Skip the images and return the records below exactly.

* **STORED RECORDS**:
>> BEGIN

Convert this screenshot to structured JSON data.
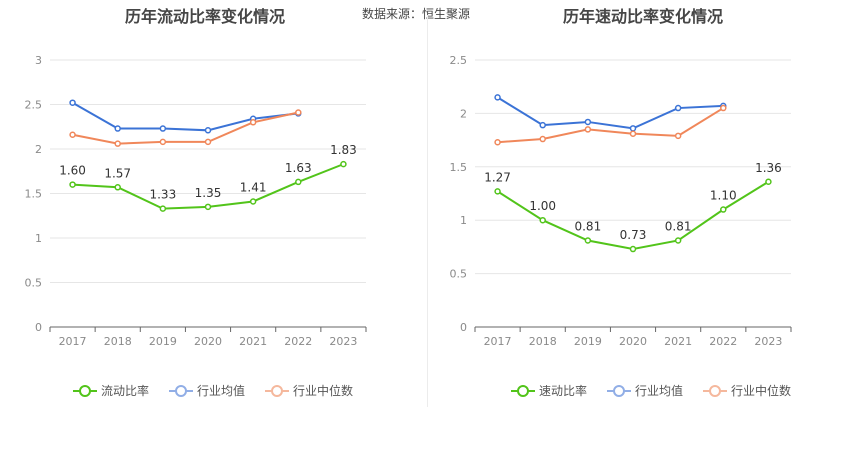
{
  "source": "数据来源：恒生聚源",
  "colors": {
    "primary": "#52c41a",
    "industry_avg": "#3b73d6",
    "industry_median": "#f0875a",
    "legend_avg": "#91aee6",
    "legend_median": "#f5b89d"
  },
  "legend": [
    "流动比率",
    "行业均值",
    "行业中位数"
  ],
  "legend_right": [
    "速动比率",
    "行业均值",
    "行业中位数"
  ],
  "chart_data": [
    {
      "type": "line",
      "title": "历年流动比率变化情况",
      "categories": [
        "2017",
        "2018",
        "2019",
        "2020",
        "2021",
        "2022",
        "2023"
      ],
      "ylim": [
        0,
        3
      ],
      "yticks": [
        "0",
        "0.5",
        "1",
        "1.5",
        "2",
        "2.5",
        "3"
      ],
      "grid": true,
      "legend_position": "bottom",
      "series": [
        {
          "name": "流动比率",
          "values": [
            1.6,
            1.57,
            1.33,
            1.35,
            1.41,
            1.63,
            1.83
          ],
          "labels": [
            "1.60",
            "1.57",
            "1.33",
            "1.35",
            "1.41",
            "1.63",
            "1.83"
          ]
        },
        {
          "name": "行业均值",
          "values": [
            2.52,
            2.23,
            2.23,
            2.21,
            2.34,
            2.4,
            null
          ]
        },
        {
          "name": "行业中位数",
          "values": [
            2.16,
            2.06,
            2.08,
            2.08,
            2.3,
            2.41,
            null
          ]
        }
      ]
    },
    {
      "type": "line",
      "title": "历年速动比率变化情况",
      "categories": [
        "2017",
        "2018",
        "2019",
        "2020",
        "2021",
        "2022",
        "2023"
      ],
      "ylim": [
        0,
        2.5
      ],
      "yticks": [
        "0",
        "0.5",
        "1",
        "1.5",
        "2",
        "2.5"
      ],
      "grid": true,
      "legend_position": "bottom",
      "series": [
        {
          "name": "速动比率",
          "values": [
            1.27,
            1.0,
            0.81,
            0.73,
            0.81,
            1.1,
            1.36
          ],
          "labels": [
            "1.27",
            "1.00",
            "0.81",
            "0.73",
            "0.81",
            "1.10",
            "1.36"
          ]
        },
        {
          "name": "行业均值",
          "values": [
            2.15,
            1.89,
            1.92,
            1.86,
            2.05,
            2.07,
            null
          ]
        },
        {
          "name": "行业中位数",
          "values": [
            1.73,
            1.76,
            1.85,
            1.81,
            1.79,
            2.05,
            null
          ]
        }
      ]
    }
  ]
}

>> END

* **RESPONSE TO THIS EXERCISE**:
Convert this screenshot to structured JSON data.
{
  "source": "数据来源：恒生聚源",
  "colors": {
    "primary": "#52c41a",
    "industry_avg": "#3b73d6",
    "industry_median": "#f0875a",
    "legend_avg": "#91aee6",
    "legend_median": "#f5b89d"
  },
  "legend": [
    "流动比率",
    "行业均值",
    "行业中位数"
  ],
  "legend_right": [
    "速动比率",
    "行业均值",
    "行业中位数"
  ],
  "chart_data": [
    {
      "type": "line",
      "title": "历年流动比率变化情况",
      "categories": [
        "2017",
        "2018",
        "2019",
        "2020",
        "2021",
        "2022",
        "2023"
      ],
      "ylim": [
        0,
        3
      ],
      "yticks": [
        "0",
        "0.5",
        "1",
        "1.5",
        "2",
        "2.5",
        "3"
      ],
      "grid": true,
      "legend_position": "bottom",
      "series": [
        {
          "name": "流动比率",
          "values": [
            1.6,
            1.57,
            1.33,
            1.35,
            1.41,
            1.63,
            1.83
          ],
          "labels": [
            "1.60",
            "1.57",
            "1.33",
            "1.35",
            "1.41",
            "1.63",
            "1.83"
          ]
        },
        {
          "name": "行业均值",
          "values": [
            2.52,
            2.23,
            2.23,
            2.21,
            2.34,
            2.4,
            null
          ]
        },
        {
          "name": "行业中位数",
          "values": [
            2.16,
            2.06,
            2.08,
            2.08,
            2.3,
            2.41,
            null
          ]
        }
      ]
    },
    {
      "type": "line",
      "title": "历年速动比率变化情况",
      "categories": [
        "2017",
        "2018",
        "2019",
        "2020",
        "2021",
        "2022",
        "2023"
      ],
      "ylim": [
        0,
        2.5
      ],
      "yticks": [
        "0",
        "0.5",
        "1",
        "1.5",
        "2",
        "2.5"
      ],
      "grid": true,
      "legend_position": "bottom",
      "series": [
        {
          "name": "速动比率",
          "values": [
            1.27,
            1.0,
            0.81,
            0.73,
            0.81,
            1.1,
            1.36
          ],
          "labels": [
            "1.27",
            "1.00",
            "0.81",
            "0.73",
            "0.81",
            "1.10",
            "1.36"
          ]
        },
        {
          "name": "行业均值",
          "values": [
            2.15,
            1.89,
            1.92,
            1.86,
            2.05,
            2.07,
            null
          ]
        },
        {
          "name": "行业中位数",
          "values": [
            1.73,
            1.76,
            1.85,
            1.81,
            1.79,
            2.05,
            null
          ]
        }
      ]
    }
  ]
}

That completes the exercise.